Leave out the pictures and repeat every record exactly.
======== The records
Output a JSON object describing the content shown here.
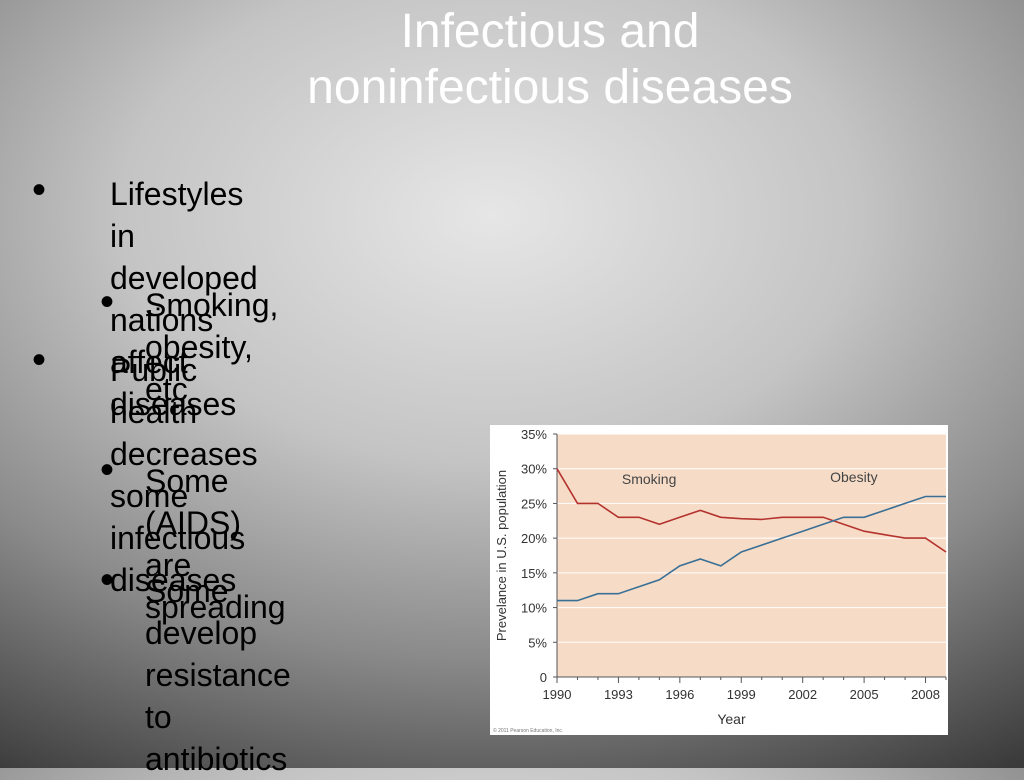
{
  "slide": {
    "title_line1": "Infectious and",
    "title_line2": "noninfectious diseases",
    "bullets": [
      "Lifestyles in developed nations affect\ndiseases",
      "Smoking, obesity, etc",
      "Public health decreases some\ninfectious diseases",
      "Some (AIDS) are\nspreading",
      "Some develop\nresistance to\n antibiotics"
    ],
    "bullet_glyph": "•"
  },
  "chart_data": {
    "type": "line",
    "xlabel": "Year",
    "ylabel": "Prevelance in U.S. population",
    "xlim": [
      1990,
      2009
    ],
    "ylim": [
      0,
      35
    ],
    "x_ticks": [
      1990,
      1993,
      1996,
      1999,
      2002,
      2005,
      2008
    ],
    "y_ticks": [
      "0",
      "5%",
      "10%",
      "15%",
      "20%",
      "25%",
      "30%",
      "35%"
    ],
    "x": [
      1990,
      1991,
      1992,
      1993,
      1994,
      1995,
      1996,
      1997,
      1998,
      1999,
      2000,
      2001,
      2002,
      2003,
      2004,
      2005,
      2006,
      2007,
      2008,
      2009
    ],
    "series": [
      {
        "name": "Smoking",
        "color": "#b5332e",
        "values": [
          30,
          25,
          25,
          23,
          23,
          22,
          23,
          24,
          23,
          22.8,
          22.7,
          23,
          23,
          23,
          22,
          21,
          20.5,
          20,
          20,
          18
        ]
      },
      {
        "name": "Obesity",
        "color": "#3a6f96",
        "values": [
          11,
          11,
          12,
          12,
          13,
          14,
          16,
          17,
          16,
          18,
          19,
          20,
          21,
          22,
          23,
          23,
          24,
          25,
          26,
          26
        ]
      }
    ],
    "background_color": "#f6dcc7",
    "copyright": "© 2011 Pearson Education, Inc."
  }
}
================
Result of this task:
Output a JSON object describing the content shown here.
{
  "slide": {
    "title_line1": "Infectious and",
    "title_line2": "noninfectious diseases",
    "bullets": [
      "Lifestyles in developed nations affect\ndiseases",
      "Smoking, obesity, etc",
      "Public health decreases some\ninfectious diseases",
      "Some (AIDS) are\nspreading",
      "Some develop\nresistance to\n antibiotics"
    ],
    "bullet_glyph": "•"
  },
  "chart_data": {
    "type": "line",
    "xlabel": "Year",
    "ylabel": "Prevelance in U.S. population",
    "xlim": [
      1990,
      2009
    ],
    "ylim": [
      0,
      35
    ],
    "x_ticks": [
      1990,
      1993,
      1996,
      1999,
      2002,
      2005,
      2008
    ],
    "y_ticks": [
      "0",
      "5%",
      "10%",
      "15%",
      "20%",
      "25%",
      "30%",
      "35%"
    ],
    "x": [
      1990,
      1991,
      1992,
      1993,
      1994,
      1995,
      1996,
      1997,
      1998,
      1999,
      2000,
      2001,
      2002,
      2003,
      2004,
      2005,
      2006,
      2007,
      2008,
      2009
    ],
    "series": [
      {
        "name": "Smoking",
        "color": "#b5332e",
        "values": [
          30,
          25,
          25,
          23,
          23,
          22,
          23,
          24,
          23,
          22.8,
          22.7,
          23,
          23,
          23,
          22,
          21,
          20.5,
          20,
          20,
          18
        ]
      },
      {
        "name": "Obesity",
        "color": "#3a6f96",
        "values": [
          11,
          11,
          12,
          12,
          13,
          14,
          16,
          17,
          16,
          18,
          19,
          20,
          21,
          22,
          23,
          23,
          24,
          25,
          26,
          26
        ]
      }
    ],
    "background_color": "#f6dcc7",
    "copyright": "© 2011 Pearson Education, Inc."
  }
}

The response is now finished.